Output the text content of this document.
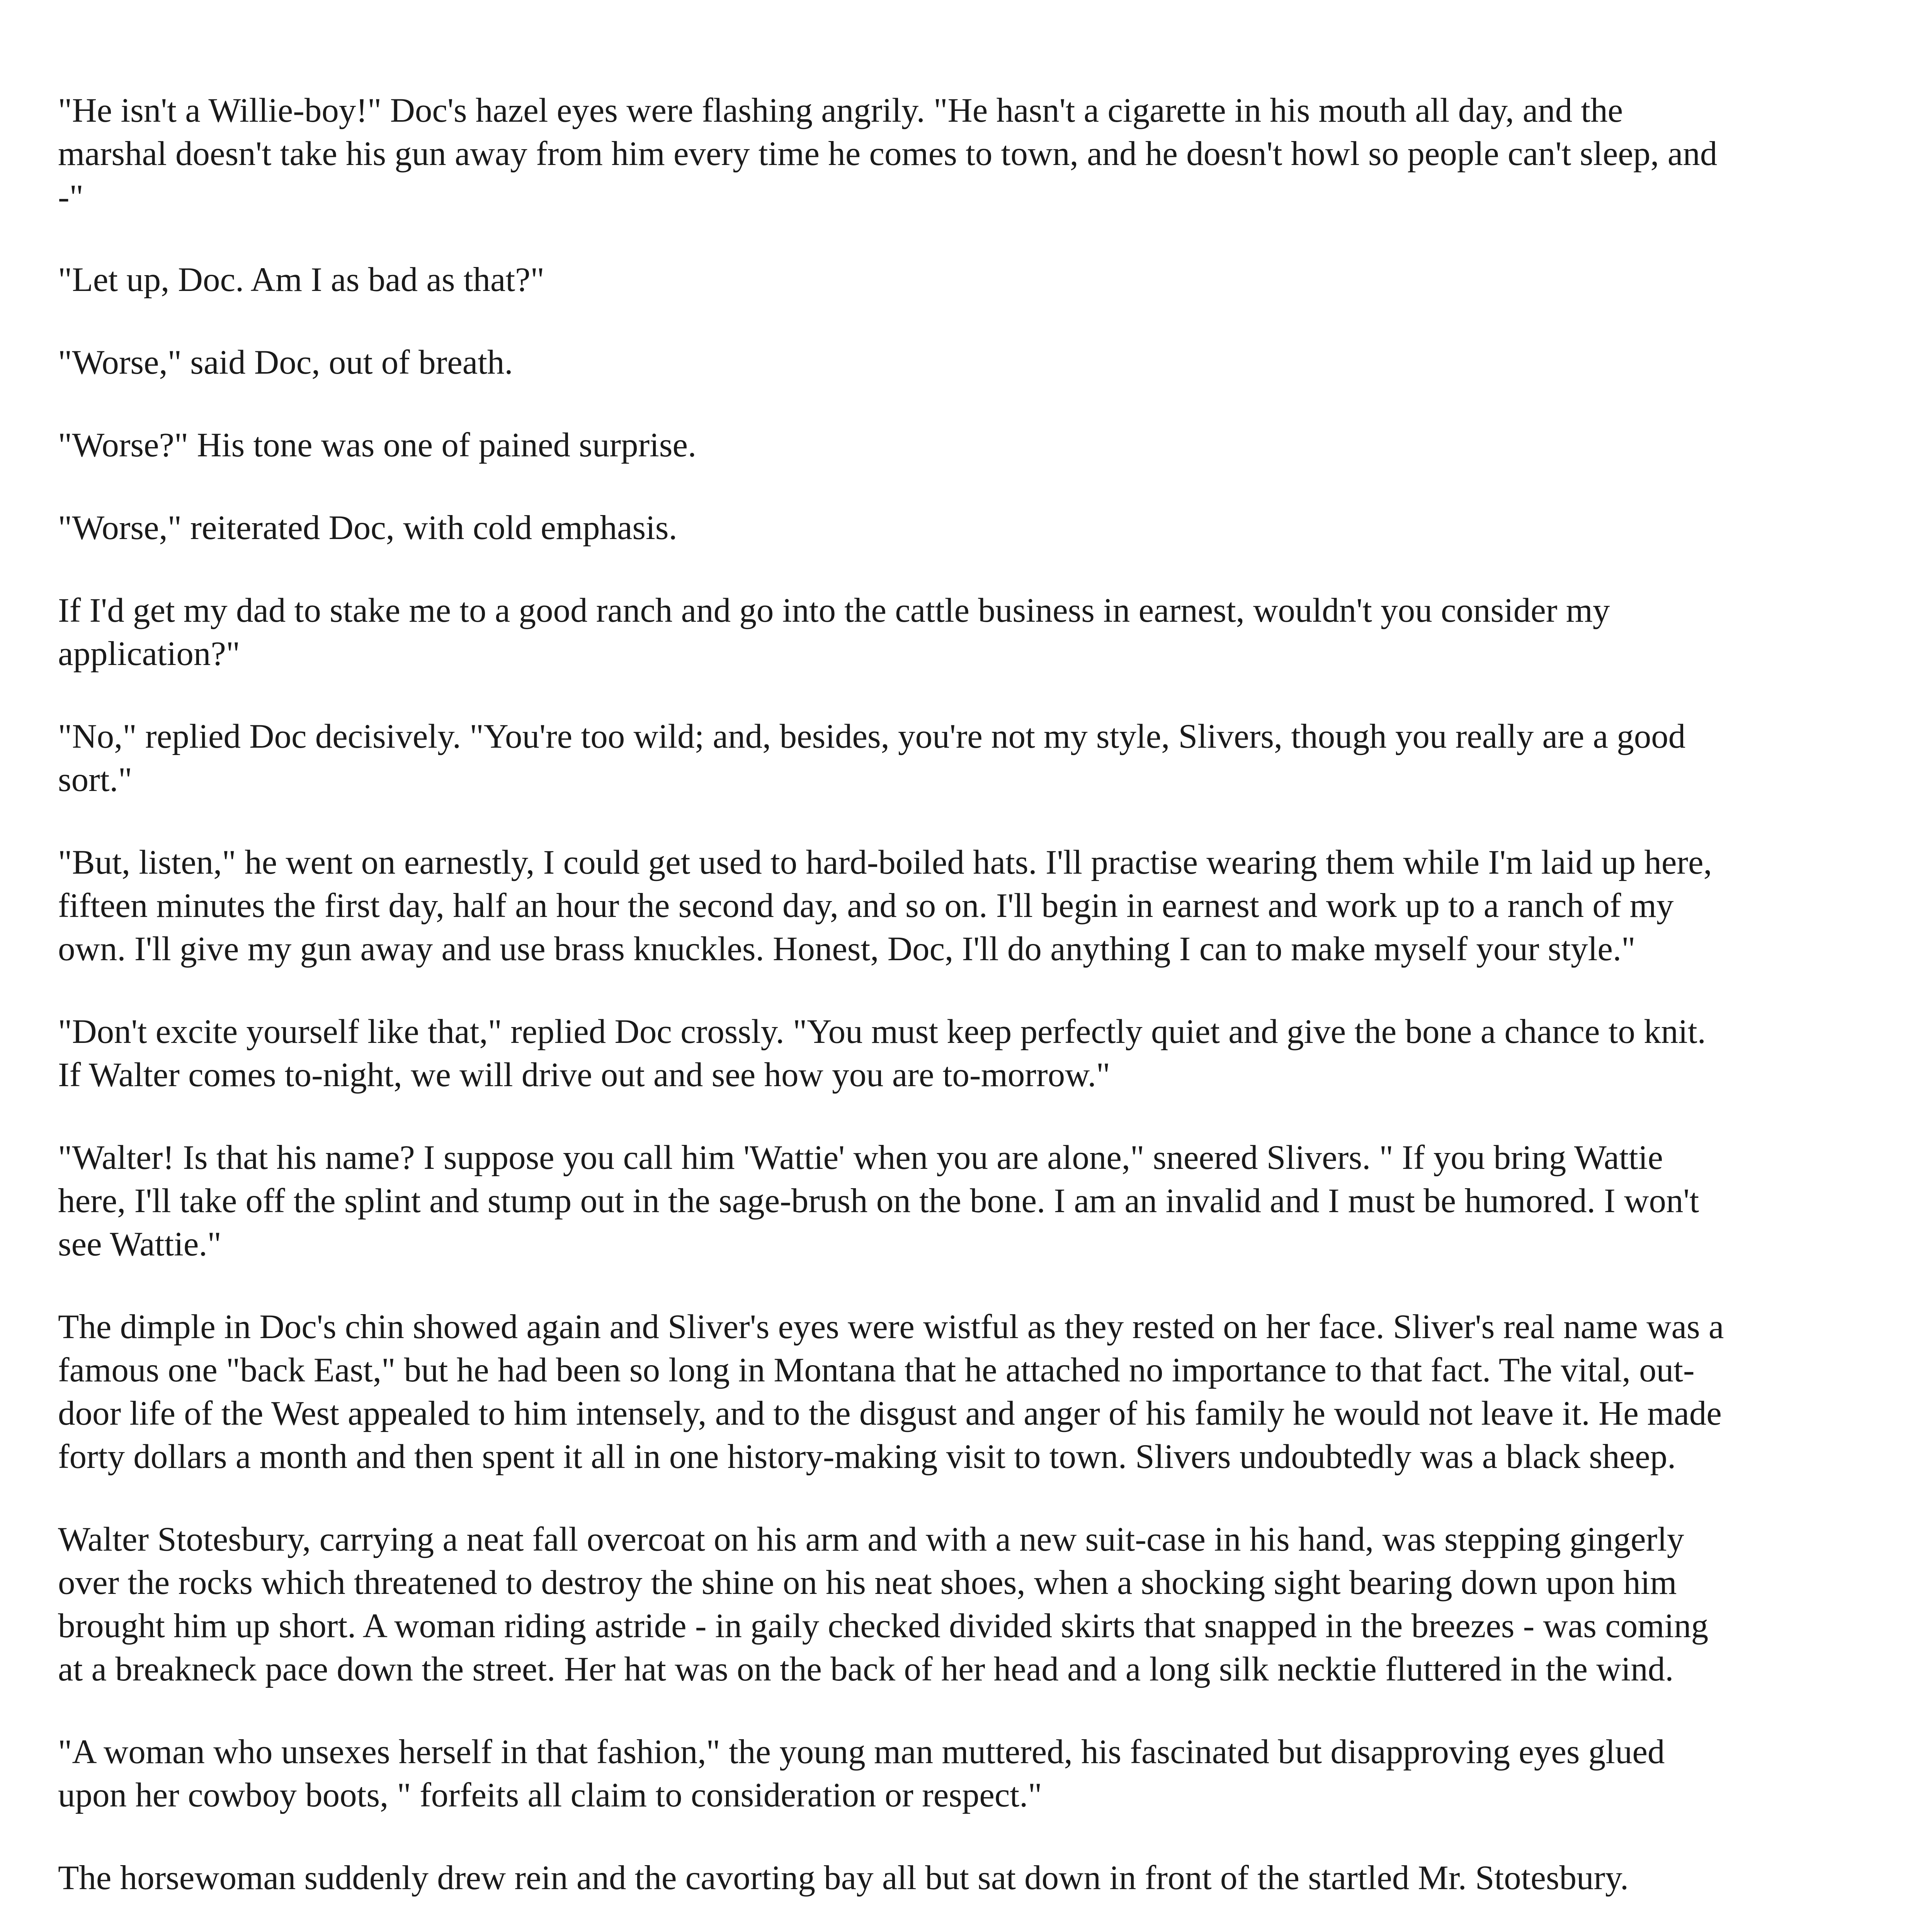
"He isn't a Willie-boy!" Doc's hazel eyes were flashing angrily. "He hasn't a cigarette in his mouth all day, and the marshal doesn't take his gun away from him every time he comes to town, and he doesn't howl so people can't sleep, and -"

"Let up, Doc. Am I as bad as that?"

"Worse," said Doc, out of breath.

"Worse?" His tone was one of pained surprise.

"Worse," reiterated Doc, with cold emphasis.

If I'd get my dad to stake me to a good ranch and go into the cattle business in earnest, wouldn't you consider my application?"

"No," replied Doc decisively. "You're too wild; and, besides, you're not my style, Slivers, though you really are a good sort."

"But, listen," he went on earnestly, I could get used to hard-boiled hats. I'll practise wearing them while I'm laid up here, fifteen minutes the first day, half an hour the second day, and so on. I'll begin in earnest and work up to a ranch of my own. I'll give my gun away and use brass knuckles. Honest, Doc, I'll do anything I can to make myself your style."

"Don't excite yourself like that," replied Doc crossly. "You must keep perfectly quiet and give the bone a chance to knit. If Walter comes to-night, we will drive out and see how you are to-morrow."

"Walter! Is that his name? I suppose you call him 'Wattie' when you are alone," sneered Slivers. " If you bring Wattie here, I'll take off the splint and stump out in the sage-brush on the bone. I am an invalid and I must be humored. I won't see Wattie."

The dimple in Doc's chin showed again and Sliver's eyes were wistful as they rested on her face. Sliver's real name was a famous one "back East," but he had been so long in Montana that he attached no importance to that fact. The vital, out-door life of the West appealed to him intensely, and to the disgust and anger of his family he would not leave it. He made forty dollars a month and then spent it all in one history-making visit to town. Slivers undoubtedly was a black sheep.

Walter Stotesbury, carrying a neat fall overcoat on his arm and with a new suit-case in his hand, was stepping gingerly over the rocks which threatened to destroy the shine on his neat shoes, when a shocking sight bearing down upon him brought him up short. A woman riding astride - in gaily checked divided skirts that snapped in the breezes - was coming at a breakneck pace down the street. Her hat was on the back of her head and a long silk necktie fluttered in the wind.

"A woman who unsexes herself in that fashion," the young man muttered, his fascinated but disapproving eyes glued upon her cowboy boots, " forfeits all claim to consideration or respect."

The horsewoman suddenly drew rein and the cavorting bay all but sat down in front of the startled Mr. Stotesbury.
################
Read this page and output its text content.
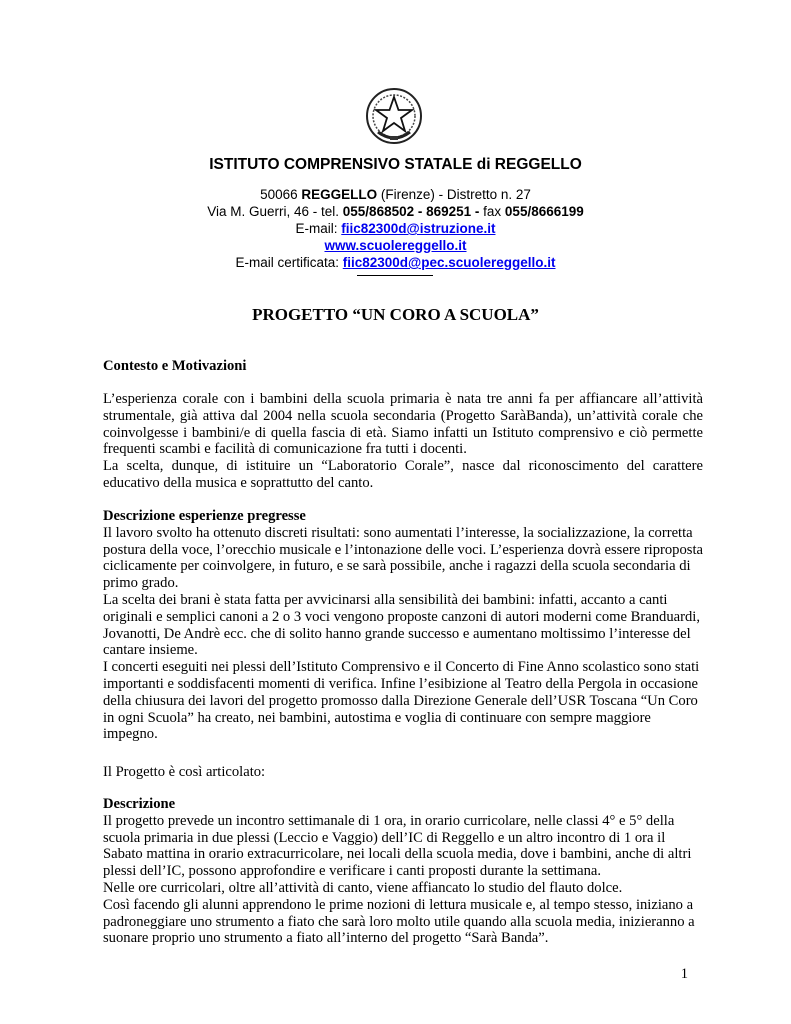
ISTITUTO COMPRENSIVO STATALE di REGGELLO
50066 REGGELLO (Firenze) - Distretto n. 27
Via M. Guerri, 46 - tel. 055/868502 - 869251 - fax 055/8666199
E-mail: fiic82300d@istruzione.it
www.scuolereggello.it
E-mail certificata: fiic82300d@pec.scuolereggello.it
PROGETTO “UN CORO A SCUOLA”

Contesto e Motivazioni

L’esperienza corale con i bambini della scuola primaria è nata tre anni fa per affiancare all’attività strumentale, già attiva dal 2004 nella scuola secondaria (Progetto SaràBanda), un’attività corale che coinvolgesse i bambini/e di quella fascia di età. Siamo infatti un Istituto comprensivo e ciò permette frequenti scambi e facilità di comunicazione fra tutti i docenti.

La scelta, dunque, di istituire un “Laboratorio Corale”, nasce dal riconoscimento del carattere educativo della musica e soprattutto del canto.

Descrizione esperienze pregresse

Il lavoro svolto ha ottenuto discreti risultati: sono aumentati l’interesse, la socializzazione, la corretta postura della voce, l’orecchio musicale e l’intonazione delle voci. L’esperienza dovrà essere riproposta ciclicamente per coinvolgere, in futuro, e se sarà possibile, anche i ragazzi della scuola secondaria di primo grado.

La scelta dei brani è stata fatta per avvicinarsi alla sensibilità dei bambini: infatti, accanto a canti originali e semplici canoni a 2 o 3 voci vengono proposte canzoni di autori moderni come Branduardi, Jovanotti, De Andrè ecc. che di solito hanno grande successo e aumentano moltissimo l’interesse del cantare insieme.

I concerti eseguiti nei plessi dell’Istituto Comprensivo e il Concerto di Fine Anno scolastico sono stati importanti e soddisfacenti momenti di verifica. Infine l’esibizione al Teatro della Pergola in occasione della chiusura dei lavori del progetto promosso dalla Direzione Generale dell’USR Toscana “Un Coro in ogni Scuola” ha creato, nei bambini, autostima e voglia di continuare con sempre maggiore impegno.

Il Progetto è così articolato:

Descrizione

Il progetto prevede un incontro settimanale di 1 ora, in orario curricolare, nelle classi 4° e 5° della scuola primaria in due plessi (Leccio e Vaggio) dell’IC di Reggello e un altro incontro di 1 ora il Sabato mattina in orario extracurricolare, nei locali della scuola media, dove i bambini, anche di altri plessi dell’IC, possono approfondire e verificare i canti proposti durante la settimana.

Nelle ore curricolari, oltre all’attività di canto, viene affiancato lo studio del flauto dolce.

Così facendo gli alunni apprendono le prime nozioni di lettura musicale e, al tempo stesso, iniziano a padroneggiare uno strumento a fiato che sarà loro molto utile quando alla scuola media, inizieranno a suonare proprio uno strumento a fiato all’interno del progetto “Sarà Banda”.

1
################
TASK: Using the data above, say how many lines include "voci". No other reply is needed.

CORRECT OUTPUT: 2